> _Data excerpts_
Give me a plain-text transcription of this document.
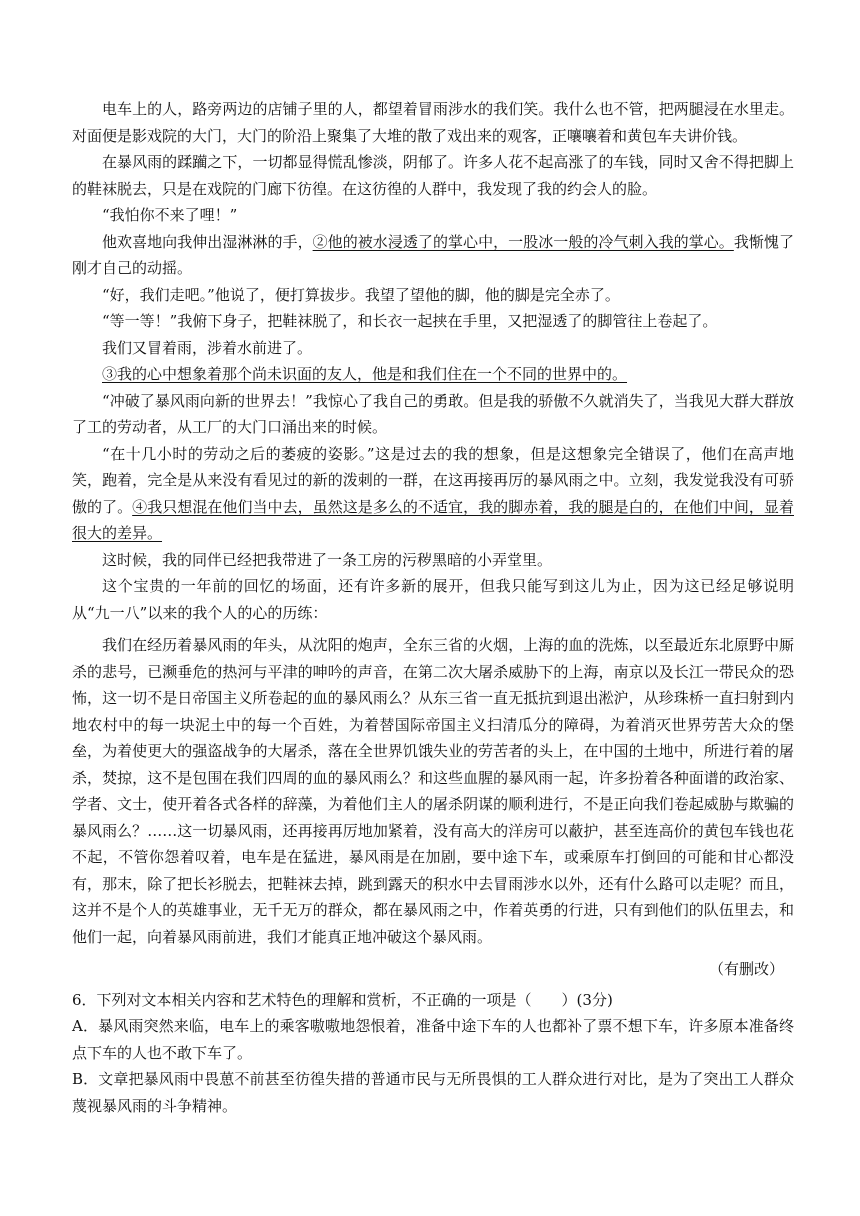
电车上的人，路旁两边的店铺子里的人，都望着冒雨涉水的我们笑。我什么也不管，把两腿浸在水里走。对面便是影戏院的大门，大门的阶沿上聚集了大堆的散了戏出来的观客，正嚷嚷着和黄包车夫讲价钱。

在暴风雨的蹂躏之下，一切都显得慌乱惨淡，阴郁了。许多人花不起高涨了的车钱，同时又舍不得把脚上的鞋袜脱去，只是在戏院的门廊下彷徨。在这彷徨的人群中，我发现了我的约会人的脸。

“我怕你不来了哩！”

他欢喜地向我伸出湿淋淋的手，②他的被水浸透了的掌心中，一股冰一般的冷气刺入我的掌心。我惭愧了刚才自己的动摇。

“好，我们走吧。”他说了，便打算拔步。我望了望他的脚，他的脚是完全赤了。

“等一等！”我俯下身子，把鞋袜脱了，和长衣一起挟在手里，又把湿透了的脚管往上卷起了。

我们又冒着雨，涉着水前进了。

③我的心中想象着那个尚未识面的友人，他是和我们住在一个不同的世界中的。

“冲破了暴风雨向新的世界去！”我惊心了我自己的勇敢。但是我的骄傲不久就消失了，当我见大群大群放了工的劳动者，从工厂的大门口涌出来的时候。

“在十几小时的劳动之后的萎疲的姿影。”这是过去的我的想象，但是这想象完全错误了，他们在高声地笑，跑着，完全是从来没有看见过的新的泼刺的一群，在这再接再厉的暴风雨之中。立刻，我发觉我没有可骄傲的了。④我只想混在他们当中去，虽然这是多么的不适宜，我的脚赤着，我的腿是白的，在他们中间，显着很大的差异。

这时候，我的同伴已经把我带进了一条工房的污秽黑暗的小弄堂里。

这个宝贵的一年前的回忆的场面，还有许多新的展开，但我只能写到这儿为止，因为这已经足够说明从“九一八”以来的我个人的心的历练：

我们在经历着暴风雨的年头，从沈阳的炮声，全东三省的火烟，上海的血的洗炼，以至最近东北原野中厮杀的悲号，已濒垂危的热河与平津的呻吟的声音，在第二次大屠杀威胁下的上海，南京以及长江一带民众的恐怖，这一切不是日帝国主义所卷起的血的暴风雨么？从东三省一直无抵抗到退出淞沪，从珍珠桥一直扫射到内地农村中的每一块泥土中的每一个百姓，为着替国际帝国主义扫清瓜分的障碍，为着消灭世界劳苦大众的堡垒，为着使更大的强盗战争的大屠杀，落在全世界饥饿失业的劳苦者的头上，在中国的土地中，所进行着的屠杀，焚掠，这不是包围在我们四周的血的暴风雨么？和这些血腥的暴风雨一起，许多扮着各种面谱的政治家、学者、文士，使开着各式各样的辞藻，为着他们主人的屠杀阴谋的顺利进行，不是正向我们卷起威胁与欺骗的暴风雨么？……这一切暴风雨，还再接再厉地加紧着，没有高大的洋房可以蔽护，甚至连高价的黄包车钱也花不起，不管你怨着叹着，电车是在猛进，暴风雨是在加剧，要中途下车，或乘原车打倒回的可能和甘心都没有，那末，除了把长衫脱去，把鞋袜去掉，跳到露天的积水中去冒雨涉水以外，还有什么路可以走呢？而且，这并不是个人的英雄事业，无千无万的群众，都在暴风雨之中，作着英勇的行进，只有到他们的队伍里去，和他们一起，向着暴风雨前进，我们才能真正地冲破这个暴风雨。

（有删改）

6．下列对文本相关内容和艺术特色的理解和赏析，不正确的一项是（　　）(3分)

A．暴风雨突然来临，电车上的乘客嗷嗷地怨恨着，准备中途下车的人也都补了票不想下车，许多原本准备终点下车的人也不敢下车了。

B．文章把暴风雨中畏葸不前甚至彷徨失措的普通市民与无所畏惧的工人群众进行对比，是为了突出工人群众蔑视暴风雨的斗争精神。
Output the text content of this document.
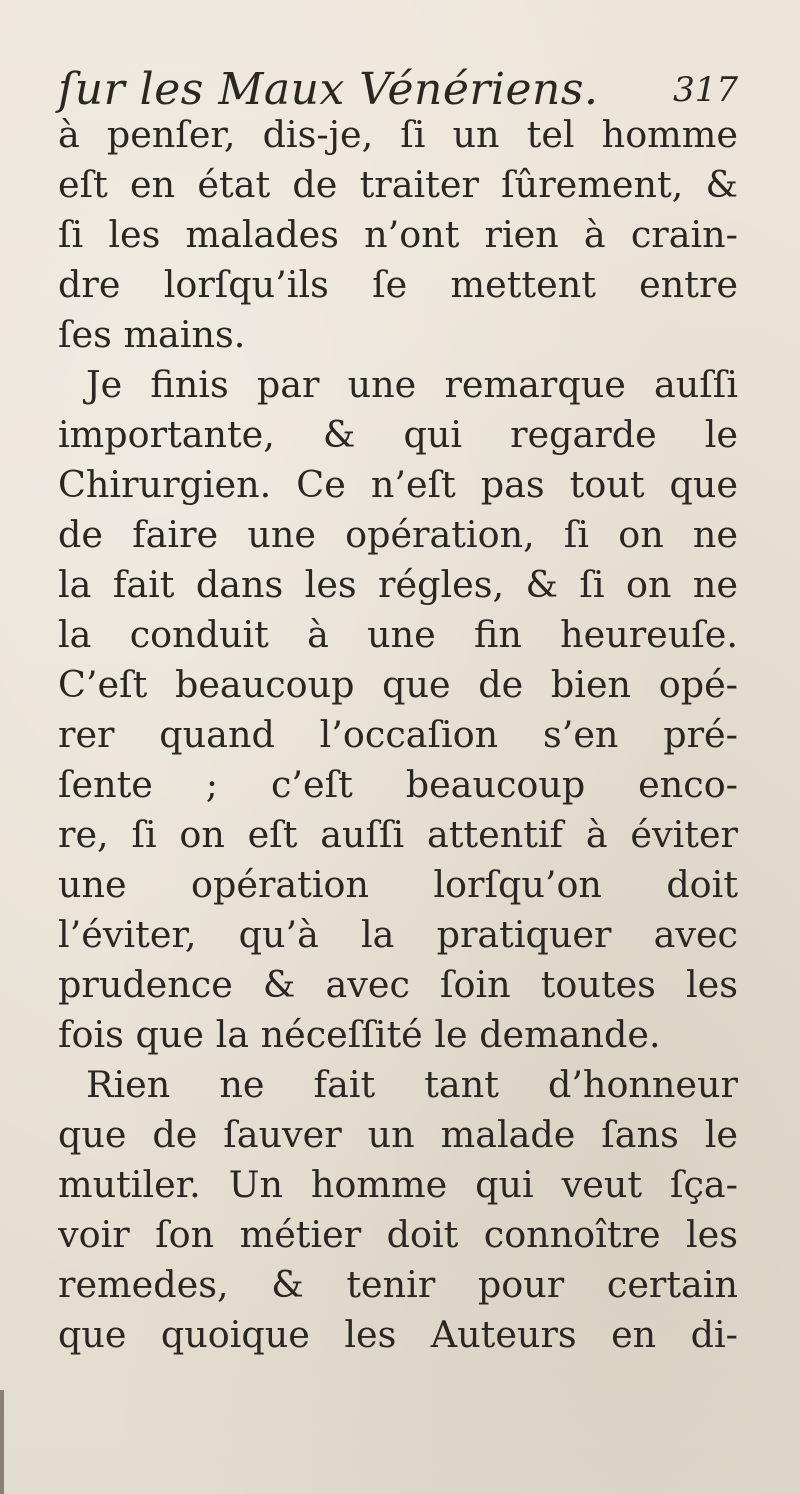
ſur les Maux Vénériens. 317
à penſer, dis-je, ſi un tel homme
eſt en état de traiter ſûrement, &
ſi les malades n’ont rien à crain-
dre lorſqu’ils ſe mettent entre
ſes mains.
Je finis par une remarque auſſi
importante, & qui regarde le
Chirurgien. Ce n’eſt pas tout que
de faire une opération, ſi on ne
la fait dans les régles, & ſi on ne
la conduit à une fin heureuſe.
C’eſt beaucoup que de bien opé-
rer quand l’occaſion s’en pré-
ſente ; c’eſt beaucoup enco-
re, ſi on eſt auſſi attentif à éviter
une opération lorſqu’on doit
l’éviter, qu’à la pratiquer avec
prudence & avec ſoin toutes les
fois que la néceſſité le demande.
Rien ne fait tant d’honneur
que de ſauver un malade ſans le
mutiler. Un homme qui veut ſça-
voir ſon métier doit connoître les
remedes, & tenir pour certain
que quoique les Auteurs en di-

> _Stated problem_
In the copy, include no pictures; restate the listing above exactly.

> _Result of this exercise_
Give me a plain-text transcription of this document.
电车上的人，路旁两边的店铺子里的人，都望着冒雨涉水的我们笑。我什么也不管，把两腿浸在水里走。对面便是影戏院的大门，大门的阶沿上聚集了大堆的散了戏出来的观客，正嚷嚷着和黄包车夫讲价钱。

在暴风雨的蹂躏之下，一切都显得慌乱惨淡，阴郁了。许多人花不起高涨了的车钱，同时又舍不得把脚上的鞋袜脱去，只是在戏院的门廊下彷徨。在这彷徨的人群中，我发现了我的约会人的脸。

“我怕你不来了哩！”

他欢喜地向我伸出湿淋淋的手，②他的被水浸透了的掌心中，一股冰一般的冷气刺入我的掌心。我惭愧了刚才自己的动摇。

“好，我们走吧。”他说了，便打算拔步。我望了望他的脚，他的脚是完全赤了。

“等一等！”我俯下身子，把鞋袜脱了，和长衣一起挟在手里，又把湿透了的脚管往上卷起了。

我们又冒着雨，涉着水前进了。

③我的心中想象着那个尚未识面的友人，他是和我们住在一个不同的世界中的。

“冲破了暴风雨向新的世界去！”我惊心了我自己的勇敢。但是我的骄傲不久就消失了，当我见大群大群放了工的劳动者，从工厂的大门口涌出来的时候。

“在十几小时的劳动之后的萎疲的姿影。”这是过去的我的想象，但是这想象完全错误了，他们在高声地笑，跑着，完全是从来没有看见过的新的泼刺的一群，在这再接再厉的暴风雨之中。立刻，我发觉我没有可骄傲的了。④我只想混在他们当中去，虽然这是多么的不适宜，我的脚赤着，我的腿是白的，在他们中间，显着很大的差异。

这时候，我的同伴已经把我带进了一条工房的污秽黑暗的小弄堂里。

这个宝贵的一年前的回忆的场面，还有许多新的展开，但我只能写到这儿为止，因为这已经足够说明从“九一八”以来的我个人的心的历练：

我们在经历着暴风雨的年头，从沈阳的炮声，全东三省的火烟，上海的血的洗炼，以至最近东北原野中厮杀的悲号，已濒垂危的热河与平津的呻吟的声音，在第二次大屠杀威胁下的上海，南京以及长江一带民众的恐怖，这一切不是日帝国主义所卷起的血的暴风雨么？从东三省一直无抵抗到退出淞沪，从珍珠桥一直扫射到内地农村中的每一块泥土中的每一个百姓，为着替国际帝国主义扫清瓜分的障碍，为着消灭世界劳苦大众的堡垒，为着使更大的强盗战争的大屠杀，落在全世界饥饿失业的劳苦者的头上，在中国的土地中，所进行着的屠杀，焚掠，这不是包围在我们四周的血的暴风雨么？和这些血腥的暴风雨一起，许多扮着各种面谱的政治家、学者、文士，使开着各式各样的辞藻，为着他们主人的屠杀阴谋的顺利进行，不是正向我们卷起威胁与欺骗的暴风雨么？……这一切暴风雨，还再接再厉地加紧着，没有高大的洋房可以蔽护，甚至连高价的黄包车钱也花不起，不管你怨着叹着，电车是在猛进，暴风雨是在加剧，要中途下车，或乘原车打倒回的可能和甘心都没有，那末，除了把长衫脱去，把鞋袜去掉，跳到露天的积水中去冒雨涉水以外，还有什么路可以走呢？而且，这并不是个人的英雄事业，无千无万的群众，都在暴风雨之中，作着英勇的行进，只有到他们的队伍里去，和他们一起，向着暴风雨前进，我们才能真正地冲破这个暴风雨。

（有删改）

6．下列对文本相关内容和艺术特色的理解和赏析，不正确的一项是（　　）(3分)

A．暴风雨突然来临，电车上的乘客嗷嗷地怨恨着，准备中途下车的人也都补了票不想下车，许多原本准备终点下车的人也不敢下车了。

B．文章把暴风雨中畏葸不前甚至彷徨失措的普通市民与无所畏惧的工人群众进行对比，是为了突出工人群众蔑视暴风雨的斗争精神。
Output the text content of this document.
ſur les Maux Vénériens. 317
à penſer, dis-je, ſi un tel homme
eſt en état de traiter ſûrement, &
ſi les malades n’ont rien à crain-
dre lorſqu’ils ſe mettent entre
ſes mains.
Je finis par une remarque auſſi
importante, & qui regarde le
Chirurgien. Ce n’eſt pas tout que
de faire une opération, ſi on ne
la fait dans les régles, & ſi on ne
la conduit à une fin heureuſe.
C’eſt beaucoup que de bien opé-
rer quand l’occaſion s’en pré-
ſente ; c’eſt beaucoup enco-
re, ſi on eſt auſſi attentif à éviter
une opération lorſqu’on doit
l’éviter, qu’à la pratiquer avec
prudence & avec ſoin toutes les
fois que la néceſſité le demande.
Rien ne fait tant d’honneur
que de ſauver un malade ſans le
mutiler. Un homme qui veut ſça-
voir ſon métier doit connoître les
remedes, & tenir pour certain
que quoique les Auteurs en di-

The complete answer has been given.